[Saved data entries]

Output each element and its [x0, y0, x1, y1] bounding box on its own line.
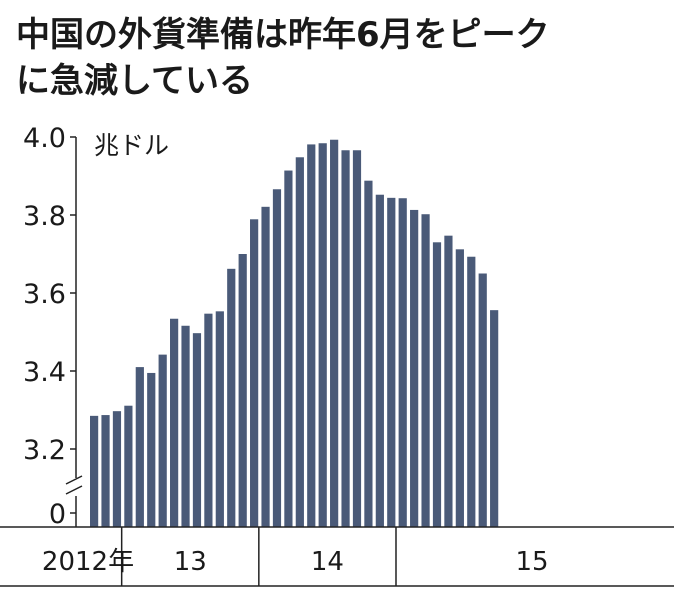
bar: [341, 150, 350, 527]
bar: [318, 143, 327, 528]
x-year-label: 14: [311, 547, 344, 577]
bar: [444, 235, 453, 528]
bar: [147, 372, 156, 527]
bar: [387, 197, 396, 527]
y-axis-unit-label: 兆ドル: [94, 131, 169, 160]
bar: [112, 411, 122, 527]
bar: [478, 273, 487, 527]
bar: [238, 254, 247, 527]
bar: [250, 219, 259, 528]
bar: [375, 194, 384, 527]
bar: [432, 242, 442, 528]
bar: [170, 318, 179, 527]
bar: [135, 367, 144, 527]
y-tick-label: 3.2: [23, 435, 66, 466]
bar-series: [90, 139, 499, 528]
bar: [272, 189, 282, 527]
y-tick-label: 0: [49, 499, 66, 530]
bar: [192, 333, 202, 527]
bar: [364, 180, 373, 527]
bar: [455, 249, 464, 527]
bar: [261, 206, 270, 527]
bar: [227, 268, 236, 527]
bar: [204, 313, 213, 527]
bar: [490, 310, 499, 527]
bar: [398, 198, 407, 528]
bar: [410, 209, 419, 527]
y-tick-label: 3.8: [23, 201, 66, 232]
y-axis: 4.0 3.8 3.6 3.4 3.2 0: [23, 123, 83, 530]
x-year-label: 13: [174, 547, 207, 577]
x-year-label: 2012年: [42, 547, 134, 577]
bar: [90, 415, 99, 527]
bar: [181, 325, 190, 527]
bar: [307, 144, 316, 527]
y-tick-label: 3.6: [23, 279, 66, 310]
x-axis: 2012年 13 14 15: [0, 526, 674, 587]
y-tick-label: 4.0: [23, 123, 66, 154]
bar: [215, 311, 224, 527]
x-year-label: 15: [515, 547, 548, 577]
bar: [124, 405, 133, 527]
axis-break-mark: [65, 485, 83, 495]
y-tick-label: 3.4: [23, 357, 66, 388]
bar: [352, 150, 362, 527]
bar: [330, 139, 339, 528]
bar: [101, 415, 110, 527]
axis-break-mark: [65, 475, 83, 485]
bar: [421, 214, 430, 527]
chart-title-line2: に急減している: [16, 61, 253, 101]
chart-title-line1: 中国の外貨準備は昨年6月をピーク: [16, 15, 550, 55]
bar: [295, 157, 304, 527]
bar: [158, 354, 167, 527]
bar: [284, 170, 293, 528]
bar: [467, 256, 476, 527]
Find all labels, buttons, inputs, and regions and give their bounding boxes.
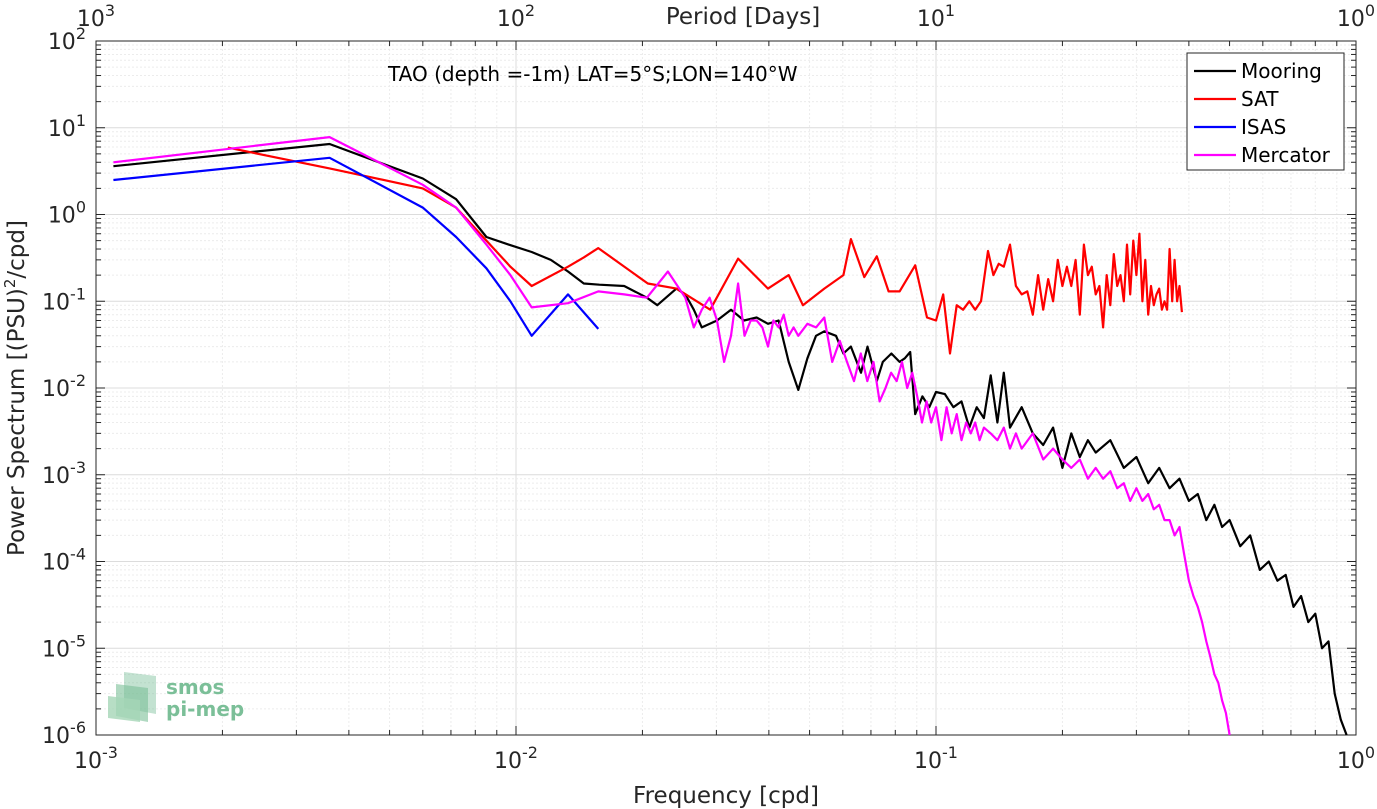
top-tick-label-exp: 3: [105, 1, 115, 20]
x-tick-label-base: 10: [1337, 749, 1365, 774]
x-tick-label-base: 10: [914, 749, 942, 774]
top-tick-label: 101: [917, 1, 955, 32]
top-tick-label: 102: [497, 1, 535, 32]
y-tick-label-exp: -5: [70, 631, 86, 650]
top-tick-label: 100: [1337, 1, 1375, 32]
legend-label-mooring: Mooring: [1241, 59, 1322, 83]
y-tick-label-base: 10: [42, 724, 70, 749]
series-line-isas: [113, 156, 600, 337]
y-tick-label-exp: 2: [76, 24, 86, 43]
y-tick-label-exp: -6: [70, 718, 86, 737]
y-tick-label: 10-6: [42, 718, 86, 749]
y-tick-label-base: 10: [42, 290, 70, 315]
y-axis-title-sup: 2: [1, 279, 19, 289]
series-layer: [113, 136, 1348, 736]
y-tick-label-base: 10: [42, 637, 70, 662]
chart-annotation: TAO (depth =-1m) LAT=5°S;LON=140°W: [387, 62, 798, 86]
legend-label-isas: ISAS: [1241, 115, 1286, 139]
top-tick-label-base: 10: [77, 7, 105, 32]
y-axis-title: Power Spectrum [(PSU)2/cpd]: [1, 220, 30, 556]
y-tick-label: 10-5: [42, 631, 86, 662]
y-tick-label-base: 10: [42, 464, 70, 489]
x-tick-label-exp: -3: [102, 743, 118, 762]
y-tick-label: 10-1: [42, 284, 86, 315]
y-tick-label: 10-3: [42, 458, 86, 489]
smos-pi-mep-logo: smos pi-mep: [108, 672, 244, 722]
x-tick-label-exp: 0: [1365, 743, 1375, 762]
logo-text-pimep: pi-mep: [166, 697, 244, 721]
y-tick-label: 101: [48, 111, 86, 142]
top-tick-label-exp: 1: [945, 1, 955, 20]
x-tick-label-exp: -1: [942, 743, 958, 762]
y-tick-label: 10-2: [42, 371, 86, 402]
top-tick-label: 103: [77, 1, 115, 32]
y-tick-label-base: 10: [48, 117, 76, 142]
y-tick-label-exp: -1: [70, 284, 86, 303]
tick-marks: [95, 40, 1356, 736]
y-axis-title-main: Power Spectrum [(PSU): [4, 288, 30, 556]
top-tick-label-base: 10: [1337, 7, 1365, 32]
x-tick-label-base: 10: [494, 749, 522, 774]
legend-box: [1186, 52, 1345, 171]
y-tick-label-base: 10: [48, 30, 76, 55]
series-line-mercator: [113, 136, 1231, 736]
y-tick-label-exp: -3: [70, 458, 86, 477]
logo-text-smos: smos: [166, 675, 224, 699]
series-line-mooring: [113, 142, 1348, 736]
y-axis-title-tail: /cpd]: [4, 220, 30, 279]
x-tick-label: 10-1: [914, 743, 958, 774]
top-axis-title: Period [Days]: [666, 4, 820, 30]
y-tick-label-exp: -4: [70, 545, 86, 564]
series-line-sat: [227, 146, 1183, 355]
legend: Mooring SAT ISAS Mercator: [1186, 52, 1345, 171]
legend-label-sat: SAT: [1241, 87, 1279, 111]
y-tick-label-base: 10: [48, 204, 76, 229]
top-tick-label-exp: 0: [1365, 1, 1375, 20]
y-tick-label-base: 10: [42, 551, 70, 576]
y-tick-label-exp: 1: [76, 111, 86, 130]
logo-mark-front: [108, 696, 140, 722]
y-tick-label-exp: -2: [70, 371, 86, 390]
x-tick-label: 100: [1337, 743, 1375, 774]
x-tick-label: 10-2: [494, 743, 538, 774]
y-tick-label: 100: [48, 198, 86, 229]
x-tick-label-exp: -2: [522, 743, 538, 762]
x-tick-label-base: 10: [74, 749, 102, 774]
grid: [95, 41, 1356, 735]
y-tick-label-exp: 0: [76, 198, 86, 217]
top-tick-label-base: 10: [917, 7, 945, 32]
legend-label-mercator: Mercator: [1241, 143, 1331, 167]
top-tick-label-exp: 2: [525, 1, 535, 20]
top-tick-label-base: 10: [497, 7, 525, 32]
y-tick-label: 10-4: [42, 545, 86, 576]
x-axis-title: Frequency [cpd]: [633, 783, 819, 809]
y-tick-label-base: 10: [42, 377, 70, 402]
y-tick-label: 102: [48, 24, 86, 55]
x-tick-label: 10-3: [74, 743, 118, 774]
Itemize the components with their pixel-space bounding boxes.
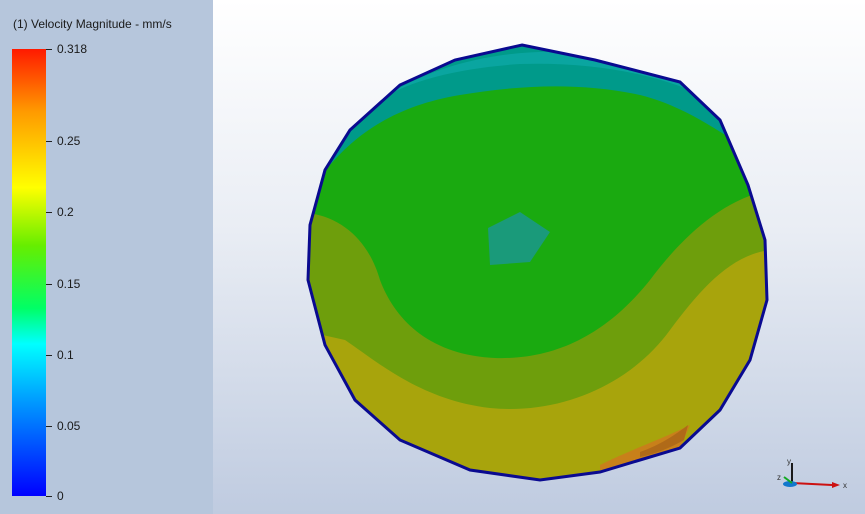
legend-panel: (1) Velocity Magnitude - mm/s 0.318 0.25…	[0, 0, 213, 514]
triad-x-label: x	[843, 481, 847, 490]
disc-edge	[306, 43, 769, 482]
legend-title: (1) Velocity Magnitude - mm/s	[13, 17, 172, 31]
legend-tick-label: 0	[57, 489, 64, 503]
contour-warm-spot	[600, 425, 690, 470]
legend-tick-label: 0.318	[57, 42, 88, 56]
color-scale-bar	[12, 49, 46, 496]
coordinate-triad-icon: y x z	[777, 457, 847, 490]
legend-tick	[46, 284, 52, 285]
legend-tick-label: 0.15	[57, 277, 81, 291]
legend-tick	[46, 141, 52, 142]
legend-tick	[46, 212, 52, 213]
legend-tick	[46, 355, 52, 356]
legend-tick-label: 0.25	[57, 134, 81, 148]
velocity-contour-disc[interactable]	[300, 40, 780, 490]
contour-warm-spot	[640, 425, 688, 457]
legend-tick-label: 0.05	[57, 419, 81, 433]
legend-tick-label: 0.1	[57, 348, 74, 362]
triad-z-label: z	[777, 473, 781, 482]
legend-tick-label: 0.2	[57, 205, 74, 219]
legend-tick	[46, 49, 52, 50]
contour-center-spot	[488, 212, 550, 265]
legend-tick	[46, 426, 52, 427]
contour-band-green	[308, 45, 767, 359]
triad-y-label: y	[787, 457, 791, 466]
legend-tick	[46, 496, 52, 497]
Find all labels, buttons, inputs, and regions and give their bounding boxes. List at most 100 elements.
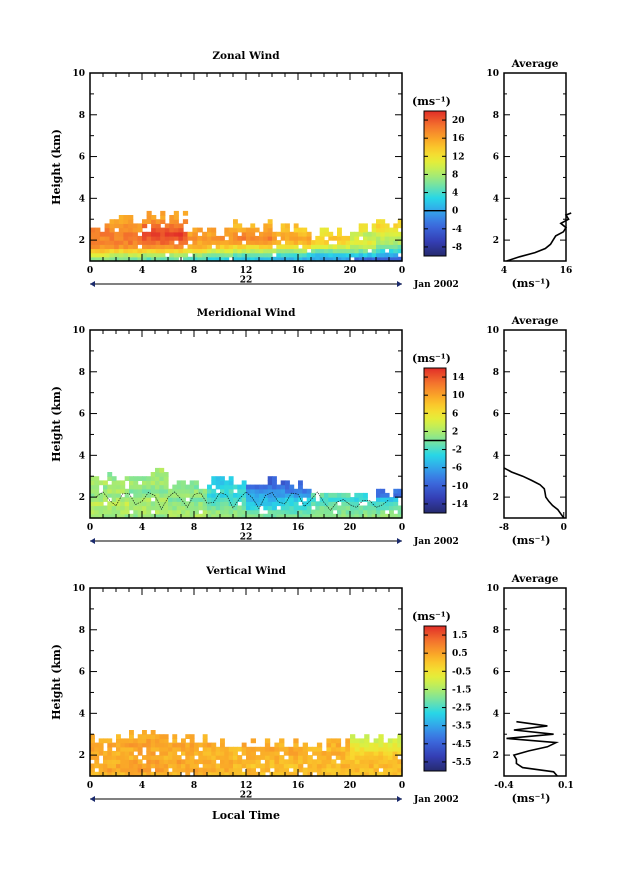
heatmap-cell: [280, 235, 286, 241]
heatmap-cell: [155, 467, 160, 473]
heatmap-cell: [302, 227, 308, 233]
heatmap-cell: [90, 755, 95, 760]
heatmap-cell: [269, 755, 275, 760]
heatmap-cell: [220, 738, 225, 744]
heatmap-cell: [233, 227, 238, 233]
heatmap-cell: [285, 501, 290, 507]
y-tick-label: 2: [79, 751, 85, 761]
heatmap-cell: [393, 227, 399, 233]
heatmap-cell: [220, 248, 225, 254]
heatmap-cell: [202, 240, 208, 245]
heatmap-cell: [172, 513, 178, 519]
heatmap-cell: [94, 480, 100, 486]
heatmap-cell: [364, 771, 370, 777]
heatmap-cell: [250, 248, 256, 254]
heatmap-cell: [267, 513, 273, 519]
heatmap-cell: [250, 767, 256, 773]
heatmap-cell: [363, 256, 368, 262]
heatmap-cell: [176, 742, 182, 748]
heatmap-cell: [198, 497, 204, 502]
heatmap-cell: [109, 256, 115, 262]
heatmap-cell: [194, 501, 199, 507]
heatmap-cell: [90, 738, 95, 744]
heatmap-cell: [124, 742, 130, 748]
heatmap-cell: [172, 746, 178, 752]
heatmap-cell: [94, 763, 100, 769]
heatmap-cell: [181, 759, 186, 765]
heatmap-cell: [241, 742, 247, 748]
heatmap-cell: [116, 509, 121, 515]
heatmap-cell: [198, 492, 204, 498]
heatmap-cell: [280, 505, 286, 511]
profile-y-tick-label: 6: [493, 668, 499, 678]
heatmap-cell: [373, 746, 379, 752]
profile-y-tick-label: 4: [493, 194, 499, 204]
heatmap-cell: [107, 742, 113, 748]
heatmap-cell: [146, 219, 152, 224]
heatmap-cell: [241, 763, 247, 769]
heatmap-cell: [293, 767, 299, 773]
heatmap-cell: [358, 256, 364, 262]
heatmap-cell: [133, 484, 139, 490]
heatmap-cell: [124, 476, 130, 481]
heatmap-cell: [312, 750, 318, 756]
colorbar-unit: (ms⁻¹): [412, 352, 451, 365]
heatmap-cell: [103, 750, 108, 756]
heatmap-cell: [202, 256, 208, 262]
heatmap-cell: [215, 244, 221, 250]
heatmap-cell: [155, 488, 160, 494]
heatmap-cell: [94, 235, 101, 241]
heatmap-cell: [267, 476, 273, 481]
heatmap-cell: [237, 767, 243, 773]
x-tick-label: 0: [399, 266, 405, 276]
heatmap-cell: [316, 742, 323, 748]
heatmap-cell: [142, 755, 147, 760]
heatmap-cell: [146, 750, 152, 756]
heatmap-cell: [384, 513, 390, 519]
heatmap-cell: [345, 492, 351, 498]
heatmap-cell: [393, 497, 399, 502]
heatmap-cell: [172, 497, 178, 502]
heatmap-cell: [197, 244, 203, 250]
heatmap-cell: [94, 231, 101, 237]
heatmap-cell: [129, 484, 134, 490]
heatmap-cell: [354, 235, 360, 241]
heatmap-cell: [202, 235, 208, 241]
heatmap-cell: [376, 223, 381, 229]
heatmap-cell: [228, 767, 234, 773]
heatmap-cell: [241, 488, 247, 494]
heatmap-cell: [315, 505, 321, 511]
heatmap-cell: [192, 231, 198, 237]
heatmap-cell: [345, 742, 351, 748]
heatmap-cell: [324, 231, 329, 237]
heatmap-cell: [397, 256, 403, 262]
heatmap-cell: [220, 476, 225, 481]
heatmap-cell: [220, 763, 225, 769]
heatmap-cell: [172, 763, 178, 769]
heatmap-cell: [358, 492, 364, 498]
heatmap-cell: [198, 750, 204, 756]
heatmap-cell: [123, 227, 129, 233]
heatmap-cell: [123, 256, 129, 262]
heatmap-cell: [120, 480, 126, 486]
heatmap-cell: [285, 492, 290, 498]
y-axis-label: Height (km): [50, 644, 63, 720]
heatmap-cell: [163, 472, 169, 477]
heatmap-cell: [324, 509, 329, 515]
heatmap-cell: [397, 738, 403, 744]
heatmap-cell: [267, 484, 273, 490]
heatmap-cell: [211, 746, 217, 752]
heatmap-cell: [172, 501, 178, 507]
heatmap-cell: [220, 742, 225, 748]
heatmap-cell: [341, 256, 347, 262]
heatmap-cell: [150, 742, 156, 748]
heatmap-cell: [337, 256, 342, 262]
heatmap-cell: [98, 505, 104, 511]
heatmap-cell: [155, 759, 160, 765]
heatmap-cell: [137, 252, 143, 258]
heatmap-cell: [254, 501, 260, 507]
heatmap-cell: [94, 252, 101, 258]
heatmap-cell: [264, 742, 271, 748]
y-tick-label: 6: [79, 668, 85, 678]
heatmap-cell: [178, 227, 184, 233]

**SHORT TASK:** Write out, without any change, the lines of the entries that begin with the line containing "top-tick-label-exp: 3: [105, 1, 115, 20]" and end with the line containing "top-axis-title: Period [Days]: [666, 4, 820, 30]", including both of those lines.

**WORKED SOLUTION:**
top-tick-label-exp: 3: [105, 1, 115, 20]
x-tick-label-base: 10: [1337, 749, 1365, 774]
x-tick-label-base: 10: [914, 749, 942, 774]
top-tick-label: 101: [917, 1, 955, 32]
top-tick-label: 102: [497, 1, 535, 32]
y-tick-label-exp: -5: [70, 631, 86, 650]
top-tick-label: 100: [1337, 1, 1375, 32]
legend-label-mooring: Mooring: [1241, 59, 1322, 83]
y-tick-label-base: 10: [42, 724, 70, 749]
series-line-isas: [113, 156, 600, 337]
y-tick-label-exp: 2: [76, 24, 86, 43]
y-tick-label-exp: -6: [70, 718, 86, 737]
y-tick-label: 10-6: [42, 718, 86, 749]
y-tick-label-base: 10: [42, 290, 70, 315]
y-axis-title-sup: 2: [1, 279, 19, 289]
series-layer: [113, 136, 1348, 736]
y-tick-label-base: 10: [42, 637, 70, 662]
chart-annotation: TAO (depth =-1m) LAT=5°S;LON=140°W: [387, 62, 798, 86]
legend-label-isas: ISAS: [1241, 115, 1286, 139]
top-tick-label-base: 10: [77, 7, 105, 32]
y-axis-title: Power Spectrum [(PSU)2/cpd]: [1, 220, 30, 556]
y-tick-label: 10-5: [42, 631, 86, 662]
y-tick-label-base: 10: [42, 464, 70, 489]
x-tick-label-exp: -3: [102, 743, 118, 762]
y-tick-label: 10-1: [42, 284, 86, 315]
y-tick-label: 10-3: [42, 458, 86, 489]
smos-pi-mep-logo: smos pi-mep: [108, 672, 244, 722]
x-tick-label-exp: 0: [1365, 743, 1375, 762]
logo-text-pimep: pi-mep: [166, 697, 244, 721]
y-tick-label: 101: [48, 111, 86, 142]
top-tick-label-exp: 1: [945, 1, 955, 20]
x-tick-label-exp: -1: [942, 743, 958, 762]
y-tick-label: 10-2: [42, 371, 86, 402]
top-tick-label: 103: [77, 1, 115, 32]
y-tick-label-base: 10: [48, 117, 76, 142]
y-tick-label-exp: -1: [70, 284, 86, 303]
tick-marks: [95, 40, 1356, 736]
y-axis-title-main: Power Spectrum [(PSU): [4, 288, 30, 556]
top-tick-label-base: 10: [1337, 7, 1365, 32]
x-tick-label-base: 10: [494, 749, 522, 774]
legend-box: [1186, 52, 1345, 171]
y-tick-label-base: 10: [48, 30, 76, 55]
series-line-mercator: [113, 136, 1231, 736]
y-tick-label-exp: -3: [70, 458, 86, 477]
logo-text-smos: smos: [166, 675, 224, 699]
series-line-mooring: [113, 142, 1348, 736]
y-axis-title-tail: /cpd]: [4, 220, 30, 279]
x-tick-label: 10-1: [914, 743, 958, 774]
top-axis-title: Period [Days]: [666, 4, 820, 30]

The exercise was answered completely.